Pull out every line in the data that has the string "Maywald" in it.
>> START Data to process
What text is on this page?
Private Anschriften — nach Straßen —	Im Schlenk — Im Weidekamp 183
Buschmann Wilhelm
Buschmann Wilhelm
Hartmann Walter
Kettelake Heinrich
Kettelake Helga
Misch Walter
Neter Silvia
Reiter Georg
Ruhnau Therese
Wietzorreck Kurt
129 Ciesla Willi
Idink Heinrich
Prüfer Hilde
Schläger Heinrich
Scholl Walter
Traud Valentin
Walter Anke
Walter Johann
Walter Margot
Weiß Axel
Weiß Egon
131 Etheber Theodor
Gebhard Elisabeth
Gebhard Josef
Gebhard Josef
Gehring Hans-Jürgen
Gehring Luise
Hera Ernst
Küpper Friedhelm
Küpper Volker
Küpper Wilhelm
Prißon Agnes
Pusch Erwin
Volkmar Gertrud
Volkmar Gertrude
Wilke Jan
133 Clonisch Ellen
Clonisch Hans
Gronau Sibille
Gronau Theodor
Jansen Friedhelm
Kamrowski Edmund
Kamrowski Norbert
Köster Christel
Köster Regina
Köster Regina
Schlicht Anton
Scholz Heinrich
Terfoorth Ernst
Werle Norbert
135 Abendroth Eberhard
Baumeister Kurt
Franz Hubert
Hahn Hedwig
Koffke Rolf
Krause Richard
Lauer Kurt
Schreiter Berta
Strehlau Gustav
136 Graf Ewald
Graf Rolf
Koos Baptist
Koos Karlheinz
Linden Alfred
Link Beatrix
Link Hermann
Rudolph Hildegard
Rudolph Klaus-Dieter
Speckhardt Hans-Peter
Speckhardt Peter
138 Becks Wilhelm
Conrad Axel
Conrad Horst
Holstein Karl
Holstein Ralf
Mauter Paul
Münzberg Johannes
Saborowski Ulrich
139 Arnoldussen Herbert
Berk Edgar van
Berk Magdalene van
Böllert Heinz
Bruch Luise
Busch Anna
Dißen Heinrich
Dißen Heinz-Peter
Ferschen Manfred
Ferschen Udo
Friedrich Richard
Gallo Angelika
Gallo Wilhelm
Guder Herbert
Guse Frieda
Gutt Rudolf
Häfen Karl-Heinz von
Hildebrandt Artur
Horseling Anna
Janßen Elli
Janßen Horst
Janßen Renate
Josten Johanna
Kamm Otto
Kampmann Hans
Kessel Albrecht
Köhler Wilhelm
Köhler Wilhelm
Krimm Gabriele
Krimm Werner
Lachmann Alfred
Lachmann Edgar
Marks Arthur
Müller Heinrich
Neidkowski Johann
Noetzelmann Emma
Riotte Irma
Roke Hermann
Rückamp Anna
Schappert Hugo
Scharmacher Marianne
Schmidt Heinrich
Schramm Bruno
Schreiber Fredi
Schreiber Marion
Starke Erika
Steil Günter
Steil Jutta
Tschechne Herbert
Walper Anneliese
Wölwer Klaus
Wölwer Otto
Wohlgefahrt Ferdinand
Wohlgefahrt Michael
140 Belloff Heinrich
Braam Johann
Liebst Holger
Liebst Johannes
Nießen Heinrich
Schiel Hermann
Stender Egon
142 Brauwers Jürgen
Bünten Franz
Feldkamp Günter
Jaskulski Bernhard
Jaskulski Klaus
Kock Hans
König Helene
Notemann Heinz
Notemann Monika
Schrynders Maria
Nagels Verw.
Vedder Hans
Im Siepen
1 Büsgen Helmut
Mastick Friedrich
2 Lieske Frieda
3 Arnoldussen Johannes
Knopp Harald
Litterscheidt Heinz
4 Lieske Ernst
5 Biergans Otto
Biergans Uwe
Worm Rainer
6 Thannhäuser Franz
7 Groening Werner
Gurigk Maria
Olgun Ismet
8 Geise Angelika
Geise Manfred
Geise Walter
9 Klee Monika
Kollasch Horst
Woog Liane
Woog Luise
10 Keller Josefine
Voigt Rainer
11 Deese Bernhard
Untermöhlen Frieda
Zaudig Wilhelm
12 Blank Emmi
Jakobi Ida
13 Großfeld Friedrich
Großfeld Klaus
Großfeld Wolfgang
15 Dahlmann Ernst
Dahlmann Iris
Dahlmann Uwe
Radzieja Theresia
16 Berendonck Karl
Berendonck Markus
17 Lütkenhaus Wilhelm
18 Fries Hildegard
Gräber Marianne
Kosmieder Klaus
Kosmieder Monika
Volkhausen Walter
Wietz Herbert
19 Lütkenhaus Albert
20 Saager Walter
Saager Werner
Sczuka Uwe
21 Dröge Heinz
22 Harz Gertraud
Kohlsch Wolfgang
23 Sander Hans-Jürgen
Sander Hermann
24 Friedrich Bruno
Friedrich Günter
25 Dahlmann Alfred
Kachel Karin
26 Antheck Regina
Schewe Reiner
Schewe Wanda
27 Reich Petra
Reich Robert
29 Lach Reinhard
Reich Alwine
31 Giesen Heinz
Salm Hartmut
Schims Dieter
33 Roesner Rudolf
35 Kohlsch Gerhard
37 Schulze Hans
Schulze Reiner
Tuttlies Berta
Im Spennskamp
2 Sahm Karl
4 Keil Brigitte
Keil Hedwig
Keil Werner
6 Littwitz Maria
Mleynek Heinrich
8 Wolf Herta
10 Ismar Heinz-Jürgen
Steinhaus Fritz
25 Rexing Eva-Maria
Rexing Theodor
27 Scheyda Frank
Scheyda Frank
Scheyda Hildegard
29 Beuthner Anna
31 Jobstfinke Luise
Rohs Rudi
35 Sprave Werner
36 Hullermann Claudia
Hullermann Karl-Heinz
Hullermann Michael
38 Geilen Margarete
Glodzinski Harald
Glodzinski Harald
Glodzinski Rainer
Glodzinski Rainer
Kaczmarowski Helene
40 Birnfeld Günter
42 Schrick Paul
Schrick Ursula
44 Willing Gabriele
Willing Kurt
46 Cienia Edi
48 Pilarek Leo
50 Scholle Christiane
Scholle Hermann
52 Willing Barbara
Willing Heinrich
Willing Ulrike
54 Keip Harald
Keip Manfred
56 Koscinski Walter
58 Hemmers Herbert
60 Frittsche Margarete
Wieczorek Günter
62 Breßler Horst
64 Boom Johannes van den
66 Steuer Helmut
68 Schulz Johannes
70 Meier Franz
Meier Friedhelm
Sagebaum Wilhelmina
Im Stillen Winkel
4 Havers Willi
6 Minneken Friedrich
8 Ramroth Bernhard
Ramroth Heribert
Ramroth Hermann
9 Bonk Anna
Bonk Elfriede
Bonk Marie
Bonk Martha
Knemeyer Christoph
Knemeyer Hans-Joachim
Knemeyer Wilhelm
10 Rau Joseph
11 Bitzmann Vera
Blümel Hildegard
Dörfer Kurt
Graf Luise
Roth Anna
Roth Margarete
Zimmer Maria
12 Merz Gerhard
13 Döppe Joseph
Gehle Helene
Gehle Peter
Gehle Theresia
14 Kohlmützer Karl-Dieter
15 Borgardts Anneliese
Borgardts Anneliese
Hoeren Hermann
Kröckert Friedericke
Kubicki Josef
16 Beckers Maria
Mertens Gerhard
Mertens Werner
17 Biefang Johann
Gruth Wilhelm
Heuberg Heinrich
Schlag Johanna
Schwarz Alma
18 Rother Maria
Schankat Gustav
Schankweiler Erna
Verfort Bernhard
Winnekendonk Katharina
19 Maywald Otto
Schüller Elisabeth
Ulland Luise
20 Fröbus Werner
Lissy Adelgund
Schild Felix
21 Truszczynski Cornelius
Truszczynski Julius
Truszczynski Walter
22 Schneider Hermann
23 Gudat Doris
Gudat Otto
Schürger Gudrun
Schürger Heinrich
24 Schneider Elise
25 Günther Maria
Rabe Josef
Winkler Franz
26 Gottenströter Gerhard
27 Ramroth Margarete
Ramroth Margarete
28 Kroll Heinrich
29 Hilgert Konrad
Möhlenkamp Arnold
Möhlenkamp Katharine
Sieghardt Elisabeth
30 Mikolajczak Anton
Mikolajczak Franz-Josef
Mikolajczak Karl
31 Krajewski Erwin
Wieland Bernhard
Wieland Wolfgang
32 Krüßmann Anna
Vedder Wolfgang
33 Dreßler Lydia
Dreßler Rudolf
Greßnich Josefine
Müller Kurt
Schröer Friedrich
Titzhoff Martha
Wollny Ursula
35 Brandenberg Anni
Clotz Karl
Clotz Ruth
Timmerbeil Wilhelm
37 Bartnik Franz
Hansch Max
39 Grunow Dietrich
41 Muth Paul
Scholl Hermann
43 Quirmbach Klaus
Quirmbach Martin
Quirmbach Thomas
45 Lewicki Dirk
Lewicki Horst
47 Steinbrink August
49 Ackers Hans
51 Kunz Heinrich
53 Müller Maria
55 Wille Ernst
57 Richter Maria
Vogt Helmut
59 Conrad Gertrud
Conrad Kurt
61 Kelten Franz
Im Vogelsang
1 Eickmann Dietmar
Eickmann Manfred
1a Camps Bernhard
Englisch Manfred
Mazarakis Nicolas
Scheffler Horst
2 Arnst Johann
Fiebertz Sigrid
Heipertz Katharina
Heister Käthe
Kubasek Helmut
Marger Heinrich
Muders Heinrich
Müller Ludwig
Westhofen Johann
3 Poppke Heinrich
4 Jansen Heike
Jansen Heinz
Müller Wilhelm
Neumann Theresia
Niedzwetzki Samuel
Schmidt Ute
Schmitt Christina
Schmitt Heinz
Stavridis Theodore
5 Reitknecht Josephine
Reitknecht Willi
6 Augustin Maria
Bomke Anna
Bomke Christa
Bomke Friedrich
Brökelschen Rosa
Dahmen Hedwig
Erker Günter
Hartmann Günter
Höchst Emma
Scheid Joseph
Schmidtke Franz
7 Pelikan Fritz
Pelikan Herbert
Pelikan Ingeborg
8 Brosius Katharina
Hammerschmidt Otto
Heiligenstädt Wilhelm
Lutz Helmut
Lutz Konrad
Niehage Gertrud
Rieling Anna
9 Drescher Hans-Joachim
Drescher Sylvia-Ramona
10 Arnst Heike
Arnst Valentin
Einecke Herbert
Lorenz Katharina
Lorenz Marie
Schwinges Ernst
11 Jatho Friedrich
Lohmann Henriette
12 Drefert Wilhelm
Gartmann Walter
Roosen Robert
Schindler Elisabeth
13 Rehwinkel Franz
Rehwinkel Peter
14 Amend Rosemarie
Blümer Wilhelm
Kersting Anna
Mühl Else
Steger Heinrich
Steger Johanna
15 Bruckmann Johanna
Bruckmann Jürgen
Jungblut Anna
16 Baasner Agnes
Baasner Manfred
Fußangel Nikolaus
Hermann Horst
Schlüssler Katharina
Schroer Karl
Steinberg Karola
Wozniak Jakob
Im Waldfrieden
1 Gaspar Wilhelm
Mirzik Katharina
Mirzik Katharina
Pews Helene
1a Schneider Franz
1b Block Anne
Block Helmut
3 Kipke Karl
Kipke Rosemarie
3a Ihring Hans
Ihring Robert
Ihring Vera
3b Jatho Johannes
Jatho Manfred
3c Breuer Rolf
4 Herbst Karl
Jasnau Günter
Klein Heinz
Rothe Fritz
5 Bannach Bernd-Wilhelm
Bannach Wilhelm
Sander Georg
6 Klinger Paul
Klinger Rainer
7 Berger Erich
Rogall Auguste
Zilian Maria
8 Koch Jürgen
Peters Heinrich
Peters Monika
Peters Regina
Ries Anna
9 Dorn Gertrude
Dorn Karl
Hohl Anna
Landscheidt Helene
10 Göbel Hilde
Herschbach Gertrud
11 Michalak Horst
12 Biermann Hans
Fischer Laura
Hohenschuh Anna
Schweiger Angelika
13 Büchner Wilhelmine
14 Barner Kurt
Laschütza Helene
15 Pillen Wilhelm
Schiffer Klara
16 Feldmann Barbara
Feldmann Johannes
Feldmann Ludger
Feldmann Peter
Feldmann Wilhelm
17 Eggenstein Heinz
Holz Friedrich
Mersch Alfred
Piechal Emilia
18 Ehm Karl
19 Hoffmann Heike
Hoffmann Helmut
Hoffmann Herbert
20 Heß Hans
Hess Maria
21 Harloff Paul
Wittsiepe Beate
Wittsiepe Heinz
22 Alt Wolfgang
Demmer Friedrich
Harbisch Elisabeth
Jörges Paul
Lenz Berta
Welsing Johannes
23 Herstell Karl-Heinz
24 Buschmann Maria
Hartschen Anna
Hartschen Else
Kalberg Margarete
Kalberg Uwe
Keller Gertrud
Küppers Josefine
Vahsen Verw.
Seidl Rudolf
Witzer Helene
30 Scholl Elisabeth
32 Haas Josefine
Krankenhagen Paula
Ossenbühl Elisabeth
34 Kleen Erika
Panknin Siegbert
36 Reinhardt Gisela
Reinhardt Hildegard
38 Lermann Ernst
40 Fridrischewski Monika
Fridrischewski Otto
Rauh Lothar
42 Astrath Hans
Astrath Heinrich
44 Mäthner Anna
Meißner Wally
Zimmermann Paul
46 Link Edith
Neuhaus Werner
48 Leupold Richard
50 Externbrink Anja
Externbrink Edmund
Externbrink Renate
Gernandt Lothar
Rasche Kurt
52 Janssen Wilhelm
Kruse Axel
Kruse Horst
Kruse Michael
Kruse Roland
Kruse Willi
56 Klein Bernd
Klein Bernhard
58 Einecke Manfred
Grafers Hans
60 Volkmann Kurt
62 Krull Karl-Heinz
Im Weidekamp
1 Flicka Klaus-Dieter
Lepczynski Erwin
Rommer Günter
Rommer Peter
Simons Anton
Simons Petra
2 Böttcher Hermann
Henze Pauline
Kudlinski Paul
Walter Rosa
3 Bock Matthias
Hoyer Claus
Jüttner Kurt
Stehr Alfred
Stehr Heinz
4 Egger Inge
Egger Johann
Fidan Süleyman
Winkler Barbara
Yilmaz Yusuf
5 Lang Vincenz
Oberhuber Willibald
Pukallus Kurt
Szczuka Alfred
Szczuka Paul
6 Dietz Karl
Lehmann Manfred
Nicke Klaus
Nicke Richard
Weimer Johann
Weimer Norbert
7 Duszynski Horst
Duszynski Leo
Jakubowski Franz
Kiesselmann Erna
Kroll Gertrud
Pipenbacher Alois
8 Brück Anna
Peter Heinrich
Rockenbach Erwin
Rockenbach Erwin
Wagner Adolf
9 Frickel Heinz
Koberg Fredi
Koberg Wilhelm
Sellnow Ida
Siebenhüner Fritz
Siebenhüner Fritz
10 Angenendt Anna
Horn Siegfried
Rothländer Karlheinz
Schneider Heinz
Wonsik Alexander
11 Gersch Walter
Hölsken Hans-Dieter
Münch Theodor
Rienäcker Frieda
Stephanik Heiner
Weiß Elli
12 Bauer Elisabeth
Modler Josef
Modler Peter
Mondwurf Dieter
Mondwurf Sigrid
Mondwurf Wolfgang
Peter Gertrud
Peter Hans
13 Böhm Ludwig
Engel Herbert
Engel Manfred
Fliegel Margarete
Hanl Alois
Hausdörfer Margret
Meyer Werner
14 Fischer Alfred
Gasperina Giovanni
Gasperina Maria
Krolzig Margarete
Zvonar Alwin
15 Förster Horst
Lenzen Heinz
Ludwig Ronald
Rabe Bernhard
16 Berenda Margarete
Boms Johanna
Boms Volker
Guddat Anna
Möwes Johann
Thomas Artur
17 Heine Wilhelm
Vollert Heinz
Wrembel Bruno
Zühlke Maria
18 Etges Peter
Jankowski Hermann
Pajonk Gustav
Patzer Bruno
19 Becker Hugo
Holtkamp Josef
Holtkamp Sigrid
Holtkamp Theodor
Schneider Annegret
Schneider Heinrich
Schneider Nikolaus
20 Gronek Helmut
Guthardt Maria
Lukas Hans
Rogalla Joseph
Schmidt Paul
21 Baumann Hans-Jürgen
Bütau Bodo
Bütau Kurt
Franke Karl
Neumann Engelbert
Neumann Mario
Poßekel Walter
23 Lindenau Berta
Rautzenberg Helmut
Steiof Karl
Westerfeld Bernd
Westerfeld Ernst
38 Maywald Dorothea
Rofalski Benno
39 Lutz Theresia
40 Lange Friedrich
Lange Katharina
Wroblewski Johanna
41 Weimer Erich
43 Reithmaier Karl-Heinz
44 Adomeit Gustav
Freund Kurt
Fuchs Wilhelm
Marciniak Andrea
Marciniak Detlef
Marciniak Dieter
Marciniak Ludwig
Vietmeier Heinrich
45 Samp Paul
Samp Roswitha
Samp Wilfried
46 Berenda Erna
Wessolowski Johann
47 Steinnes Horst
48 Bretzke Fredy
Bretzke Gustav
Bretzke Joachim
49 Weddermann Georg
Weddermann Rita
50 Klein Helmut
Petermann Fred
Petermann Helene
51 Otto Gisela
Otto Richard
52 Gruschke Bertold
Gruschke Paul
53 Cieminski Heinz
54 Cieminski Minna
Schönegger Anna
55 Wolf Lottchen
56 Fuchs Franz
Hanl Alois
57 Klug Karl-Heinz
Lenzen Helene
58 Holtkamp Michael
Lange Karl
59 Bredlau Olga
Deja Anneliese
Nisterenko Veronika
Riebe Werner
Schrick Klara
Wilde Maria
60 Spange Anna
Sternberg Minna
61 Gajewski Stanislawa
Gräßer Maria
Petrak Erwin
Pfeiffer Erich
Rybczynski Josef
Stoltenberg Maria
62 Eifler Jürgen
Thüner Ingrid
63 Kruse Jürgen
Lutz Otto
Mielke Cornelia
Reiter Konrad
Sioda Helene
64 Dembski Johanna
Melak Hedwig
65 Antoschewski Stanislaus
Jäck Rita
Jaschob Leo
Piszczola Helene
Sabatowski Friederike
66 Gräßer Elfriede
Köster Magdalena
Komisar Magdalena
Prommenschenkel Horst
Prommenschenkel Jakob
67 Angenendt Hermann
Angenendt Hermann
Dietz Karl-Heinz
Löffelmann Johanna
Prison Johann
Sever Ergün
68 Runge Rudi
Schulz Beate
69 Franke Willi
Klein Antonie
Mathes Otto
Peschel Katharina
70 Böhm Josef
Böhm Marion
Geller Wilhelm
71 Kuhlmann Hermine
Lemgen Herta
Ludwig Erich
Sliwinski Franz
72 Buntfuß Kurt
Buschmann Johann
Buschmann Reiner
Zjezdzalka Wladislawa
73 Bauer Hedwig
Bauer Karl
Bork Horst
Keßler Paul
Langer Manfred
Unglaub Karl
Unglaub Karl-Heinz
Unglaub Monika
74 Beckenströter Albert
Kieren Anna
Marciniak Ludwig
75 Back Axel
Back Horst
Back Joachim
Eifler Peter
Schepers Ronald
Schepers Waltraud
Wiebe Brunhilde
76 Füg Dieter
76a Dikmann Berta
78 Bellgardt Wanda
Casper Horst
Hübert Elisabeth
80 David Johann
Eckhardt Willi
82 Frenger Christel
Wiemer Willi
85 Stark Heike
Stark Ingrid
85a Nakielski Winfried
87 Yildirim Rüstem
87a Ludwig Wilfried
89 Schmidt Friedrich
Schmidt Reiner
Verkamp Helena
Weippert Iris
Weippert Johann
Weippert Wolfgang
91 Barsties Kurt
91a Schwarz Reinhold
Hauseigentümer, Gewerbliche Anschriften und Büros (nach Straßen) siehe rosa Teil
>> END Data to process
◆ **Exercise result**:
19 Maywald Otto
38 Maywald Dorothea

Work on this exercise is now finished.